* _REQUIRED TASK_:
Go through the data below. List every line that holds the word "Kependudukan".

* _INFORMATION SUPPLIED_:
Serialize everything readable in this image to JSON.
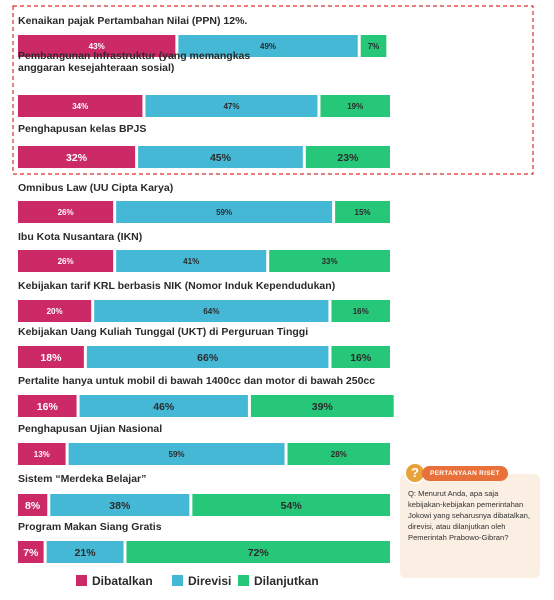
{
  "chart_data": {
    "type": "bar",
    "stacked": true,
    "orientation": "horizontal",
    "categories": [
      "Kenaikan pajak Pertambahan Nilai (PPN) 12%.",
      "Pembangunan Infrastruktur (yang memangkas anggaran kesejahteraan sosial)",
      "Penghapusan kelas BPJS",
      "Omnibus Law (UU Cipta Karya)",
      "Ibu Kota Nusantara (IKN)",
      "Kebijakan tarif KRL berbasis NIK (Nomor Induk Kependudukan)",
      "Kebijakan Uang Kuliah Tunggal (UKT) di Perguruan Tinggi",
      "Pertalite hanya untuk mobil di bawah 1400cc dan motor di bawah 250cc",
      "Penghapusan Ujian Nasional",
      "Sistem “Merdeka Belajar”",
      "Program Makan Siang Gratis"
    ],
    "category_lines": [
      [
        "Kenaikan pajak Pertambahan Nilai (PPN) 12%."
      ],
      [
        "Pembangunan Infrastruktur (yang memangkas",
        "anggaran kesejahteraan sosial)"
      ],
      [
        "Penghapusan kelas BPJS"
      ],
      [
        "Omnibus Law (UU Cipta Karya)"
      ],
      [
        "Ibu Kota Nusantara (IKN)"
      ],
      [
        "Kebijakan tarif KRL berbasis NIK (Nomor Induk Kependudukan)"
      ],
      [
        "Kebijakan Uang Kuliah Tunggal (UKT) di Perguruan Tinggi"
      ],
      [
        "Pertalite hanya untuk mobil di bawah 1400cc dan motor di bawah 250cc"
      ],
      [
        "Penghapusan Ujian Nasional"
      ],
      [
        "Sistem “Merdeka Belajar”"
      ],
      [
        "Program Makan Siang Gratis"
      ]
    ],
    "series": [
      {
        "name": "Dibatalkan",
        "color": "#cc2a66",
        "values": [
          43,
          34,
          32,
          26,
          26,
          20,
          18,
          16,
          13,
          8,
          7
        ]
      },
      {
        "name": "Direvisi",
        "color": "#45b8d6",
        "values": [
          49,
          47,
          45,
          59,
          41,
          64,
          66,
          46,
          59,
          38,
          21
        ]
      },
      {
        "name": "Dilanjutkan",
        "color": "#27c77a",
        "values": [
          7,
          19,
          23,
          15,
          33,
          16,
          16,
          39,
          28,
          54,
          72
        ]
      }
    ],
    "value_format": "percent",
    "highlighted_categories": [
      0,
      1,
      2
    ],
    "legend_position": "bottom",
    "xlim": [
      0,
      100
    ]
  },
  "question": {
    "badge": "PERTANYAAN RISET",
    "icon": "question-mark-icon",
    "text": "Q: Menurut Anda, apa saja kebijakan-kebijakan pemerintahan Jokowi yang seharusnya dibatalkan, direvisi, atau dilanjutkan oleh Pemerintah Prabowo-Gibran?"
  },
  "colors": {
    "highlight_border": "#d9302c",
    "question_bg": "#fbeee2",
    "badge_bg": "#e8703a"
  }
}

* _EXPECTED ANSWER_:
      "Kebijakan tarif KRL berbasis NIK (Nomor Induk Kependudukan)",
        "Kebijakan tarif KRL berbasis NIK (Nomor Induk Kependudukan)"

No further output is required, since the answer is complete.